Jens Stoltenberg, the Nato secretary general, said alliance members agreed last year that a cyber attack could trigger Article 5 of the north Atlantic treaty in the same way as a conventional military assault and promised more help to Ukraine to bolster its own cyber defences.

“The attack in May and this week just underlines the importance of strengthening our cyber defences and that is what we are doing,” Mr Stoltenberg said at a press conference in Brussels on Wednesday…

…Mr Stoltenberg said the alliance had also defined cyber defence as a Nato domain on a par with land, air, and sea operations, and would see similar planning and funding as a result.

On Tuesday Michael Fallon, the British defence secretary, said the UK would consider retaliating with military means against a cyber attack by another state, reflecting rising concern about the militarization of cyber space the havoc such attacks can cause.

These people are basically threatening to start World War Three if the Russian government ever delivers a cyber attack that cripples a NATO nation. Cyber attacks have officially opened a whole new can of worms on the global stage. That’s because these kinds of attacks are elusive. It can be difficult or even impossible to figure out who’s responsible when malware is spreading across the planet.

So now it’s possible that one nation could destroy another and never face any repercussions. Or one government could deploy malware on its own citizens, and blame it on another government that they wish to go to war with. Or terrorists could spark a war between rival nations. All they would have to do is deploy multiple cyber attacks to both nations, and wait for them to blame each other.

And just like that, the world has become a far more dangerous place.

(Bounding box prediction records)
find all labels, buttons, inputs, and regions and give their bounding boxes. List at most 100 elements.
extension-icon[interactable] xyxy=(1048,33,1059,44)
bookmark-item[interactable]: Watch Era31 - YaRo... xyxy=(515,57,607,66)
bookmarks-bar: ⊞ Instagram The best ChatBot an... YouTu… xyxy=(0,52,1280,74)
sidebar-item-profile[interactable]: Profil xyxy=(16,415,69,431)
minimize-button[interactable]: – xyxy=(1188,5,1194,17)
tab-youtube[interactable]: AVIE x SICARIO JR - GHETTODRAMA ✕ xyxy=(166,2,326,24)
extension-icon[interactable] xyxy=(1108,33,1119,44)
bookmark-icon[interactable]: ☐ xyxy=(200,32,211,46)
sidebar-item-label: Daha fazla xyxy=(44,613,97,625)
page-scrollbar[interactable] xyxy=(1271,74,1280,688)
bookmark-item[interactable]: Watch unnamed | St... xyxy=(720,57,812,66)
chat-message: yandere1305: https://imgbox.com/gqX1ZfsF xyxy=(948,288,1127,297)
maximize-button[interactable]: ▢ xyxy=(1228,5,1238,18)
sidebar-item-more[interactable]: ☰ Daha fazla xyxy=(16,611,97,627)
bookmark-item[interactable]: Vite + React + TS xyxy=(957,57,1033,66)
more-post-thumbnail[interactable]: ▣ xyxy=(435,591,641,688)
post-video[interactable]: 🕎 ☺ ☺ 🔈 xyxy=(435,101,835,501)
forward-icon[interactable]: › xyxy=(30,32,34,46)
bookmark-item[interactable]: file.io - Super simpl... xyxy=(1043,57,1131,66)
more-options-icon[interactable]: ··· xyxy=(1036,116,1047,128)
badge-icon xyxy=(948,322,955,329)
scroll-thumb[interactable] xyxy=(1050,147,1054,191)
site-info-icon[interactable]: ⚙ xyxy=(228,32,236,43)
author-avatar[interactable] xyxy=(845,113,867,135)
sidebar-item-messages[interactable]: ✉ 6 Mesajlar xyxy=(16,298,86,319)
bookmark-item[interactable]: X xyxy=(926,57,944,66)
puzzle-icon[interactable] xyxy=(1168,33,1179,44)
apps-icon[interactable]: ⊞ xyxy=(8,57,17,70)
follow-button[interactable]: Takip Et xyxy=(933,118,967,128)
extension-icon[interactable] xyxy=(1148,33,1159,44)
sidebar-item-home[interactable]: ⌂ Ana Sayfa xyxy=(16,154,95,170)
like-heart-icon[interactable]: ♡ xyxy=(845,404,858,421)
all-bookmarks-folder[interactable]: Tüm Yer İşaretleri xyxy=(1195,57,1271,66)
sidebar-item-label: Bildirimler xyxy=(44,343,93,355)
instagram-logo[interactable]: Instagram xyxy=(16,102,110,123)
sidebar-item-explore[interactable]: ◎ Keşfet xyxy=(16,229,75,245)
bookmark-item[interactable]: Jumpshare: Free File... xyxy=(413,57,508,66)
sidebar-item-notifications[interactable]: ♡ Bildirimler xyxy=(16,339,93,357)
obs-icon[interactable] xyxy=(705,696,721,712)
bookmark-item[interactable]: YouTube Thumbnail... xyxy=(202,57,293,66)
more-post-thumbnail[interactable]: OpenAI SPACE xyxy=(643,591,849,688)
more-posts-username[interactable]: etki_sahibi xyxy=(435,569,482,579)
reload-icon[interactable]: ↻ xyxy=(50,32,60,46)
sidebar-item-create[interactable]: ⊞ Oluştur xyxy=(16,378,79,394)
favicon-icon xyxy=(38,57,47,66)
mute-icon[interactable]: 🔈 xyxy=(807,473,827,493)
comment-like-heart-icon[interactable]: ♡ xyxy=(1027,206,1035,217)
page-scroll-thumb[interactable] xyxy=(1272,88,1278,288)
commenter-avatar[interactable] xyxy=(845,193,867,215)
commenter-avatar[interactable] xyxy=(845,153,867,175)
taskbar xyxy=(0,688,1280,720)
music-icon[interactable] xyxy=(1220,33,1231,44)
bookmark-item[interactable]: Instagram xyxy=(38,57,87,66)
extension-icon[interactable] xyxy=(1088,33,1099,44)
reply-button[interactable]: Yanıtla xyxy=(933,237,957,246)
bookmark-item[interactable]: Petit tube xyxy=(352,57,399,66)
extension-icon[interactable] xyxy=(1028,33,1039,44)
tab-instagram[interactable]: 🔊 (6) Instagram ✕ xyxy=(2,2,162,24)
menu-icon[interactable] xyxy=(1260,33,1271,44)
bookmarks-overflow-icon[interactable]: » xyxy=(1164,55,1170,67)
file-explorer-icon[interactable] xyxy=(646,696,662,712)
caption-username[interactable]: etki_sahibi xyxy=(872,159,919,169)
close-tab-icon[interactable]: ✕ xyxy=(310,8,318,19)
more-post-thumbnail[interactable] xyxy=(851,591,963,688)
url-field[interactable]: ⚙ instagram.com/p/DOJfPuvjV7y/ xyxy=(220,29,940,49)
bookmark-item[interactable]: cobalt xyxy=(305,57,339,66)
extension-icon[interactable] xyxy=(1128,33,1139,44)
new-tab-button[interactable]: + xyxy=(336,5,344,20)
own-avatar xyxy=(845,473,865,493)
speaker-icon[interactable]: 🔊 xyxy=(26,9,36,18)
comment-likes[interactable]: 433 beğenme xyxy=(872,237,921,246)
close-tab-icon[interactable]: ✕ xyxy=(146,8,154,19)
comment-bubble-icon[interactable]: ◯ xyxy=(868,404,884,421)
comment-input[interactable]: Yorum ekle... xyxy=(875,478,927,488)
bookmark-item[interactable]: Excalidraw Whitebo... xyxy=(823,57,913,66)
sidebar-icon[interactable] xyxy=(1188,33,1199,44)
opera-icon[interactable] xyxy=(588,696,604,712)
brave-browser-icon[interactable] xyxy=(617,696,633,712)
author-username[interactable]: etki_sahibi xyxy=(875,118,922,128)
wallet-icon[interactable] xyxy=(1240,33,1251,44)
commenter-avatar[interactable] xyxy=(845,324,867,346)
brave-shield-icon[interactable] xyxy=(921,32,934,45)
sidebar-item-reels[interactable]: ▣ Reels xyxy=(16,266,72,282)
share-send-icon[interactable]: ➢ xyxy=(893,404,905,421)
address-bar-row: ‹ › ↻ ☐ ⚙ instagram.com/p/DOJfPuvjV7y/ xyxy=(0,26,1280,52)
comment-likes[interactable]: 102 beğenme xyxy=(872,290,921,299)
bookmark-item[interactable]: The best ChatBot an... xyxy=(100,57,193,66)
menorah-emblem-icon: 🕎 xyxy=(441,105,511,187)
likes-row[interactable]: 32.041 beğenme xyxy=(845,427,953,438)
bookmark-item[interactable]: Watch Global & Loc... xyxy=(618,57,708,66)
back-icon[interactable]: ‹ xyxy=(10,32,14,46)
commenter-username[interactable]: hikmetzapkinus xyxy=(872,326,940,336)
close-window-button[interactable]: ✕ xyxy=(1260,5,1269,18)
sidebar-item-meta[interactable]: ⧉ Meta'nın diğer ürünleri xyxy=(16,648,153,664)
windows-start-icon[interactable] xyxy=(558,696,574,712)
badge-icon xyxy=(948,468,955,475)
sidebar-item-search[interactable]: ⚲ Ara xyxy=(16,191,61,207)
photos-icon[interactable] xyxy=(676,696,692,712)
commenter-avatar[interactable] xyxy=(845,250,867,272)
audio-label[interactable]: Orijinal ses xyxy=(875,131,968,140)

__Exercise A__:
In the cyber defense text, in what city did Mr Stoltenberg hold the Wednesday press conference?
__Exercise B__:
Summarize the cyber defense text in two sentences.
__Exercise C__:
Please reproduce the cyber defense text from "These people are" to "across the planet.".
The records play no part in working with the cyber defense text.

__Task response A__:
Brussels.

__Task response B__:
NATO's secretary general, Jens Stoltenberg, said members had agreed that a cyber attack could trigger Article 5 and had made cyber defense a NATO domain, and British defence secretary Michael Fallon said the UK would consider military retaliation against a state's cyber attack. Because it can be hard or impossible to tell who is behind such attacks, a nation could escape repercussions or wars could be provoked through false blame, making the world far more dangerous.

__Task response C__:
These people are basically threatening to start World War Three if the Russian government ever delivers a cyber attack that cripples a NATO nation. Cyber attacks have officially opened a whole new can of worms on the global stage. That’s because these kinds of attacks are elusive. It can be difficult or even impossible to figure out who’s responsible when malware is spreading across the planet.